Exercise:
Below are some entries. Output each one exactly as it appears.
====== Entries shown
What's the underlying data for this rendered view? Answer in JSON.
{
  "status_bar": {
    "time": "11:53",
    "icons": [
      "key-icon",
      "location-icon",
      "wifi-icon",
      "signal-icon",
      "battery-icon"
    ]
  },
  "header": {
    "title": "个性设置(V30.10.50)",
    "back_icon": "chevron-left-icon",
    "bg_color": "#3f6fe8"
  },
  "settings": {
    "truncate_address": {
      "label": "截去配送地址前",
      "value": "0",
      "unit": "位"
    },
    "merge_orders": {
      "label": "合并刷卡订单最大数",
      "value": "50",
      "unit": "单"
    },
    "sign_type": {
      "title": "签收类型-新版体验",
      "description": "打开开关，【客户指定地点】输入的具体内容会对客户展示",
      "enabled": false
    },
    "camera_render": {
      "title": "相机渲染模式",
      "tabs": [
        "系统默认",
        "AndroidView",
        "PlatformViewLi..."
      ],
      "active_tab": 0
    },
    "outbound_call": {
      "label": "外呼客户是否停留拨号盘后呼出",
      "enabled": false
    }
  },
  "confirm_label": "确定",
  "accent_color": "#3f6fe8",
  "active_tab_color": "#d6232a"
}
============
Full answer:
What's the underlying data for this rendered view? Answer in JSON.
{
  "status_bar": {
    "time": "11:53",
    "icons": [
      "key-icon",
      "location-icon",
      "wifi-icon",
      "signal-icon",
      "battery-icon"
    ]
  },
  "header": {
    "title": "个性设置(V30.10.50)",
    "back_icon": "chevron-left-icon",
    "bg_color": "#3f6fe8"
  },
  "settings": {
    "truncate_address": {
      "label": "截去配送地址前",
      "value": "0",
      "unit": "位"
    },
    "merge_orders": {
      "label": "合并刷卡订单最大数",
      "value": "50",
      "unit": "单"
    },
    "sign_type": {
      "title": "签收类型-新版体验",
      "description": "打开开关，【客户指定地点】输入的具体内容会对客户展示",
      "enabled": false
    },
    "camera_render": {
      "title": "相机渲染模式",
      "tabs": [
        "系统默认",
        "AndroidView",
        "PlatformViewLi..."
      ],
      "active_tab": 0
    },
    "outbound_call": {
      "label": "外呼客户是否停留拨号盘后呼出",
      "enabled": false
    }
  },
  "confirm_label": "确定",
  "accent_color": "#3f6fe8",
  "active_tab_color": "#d6232a"
}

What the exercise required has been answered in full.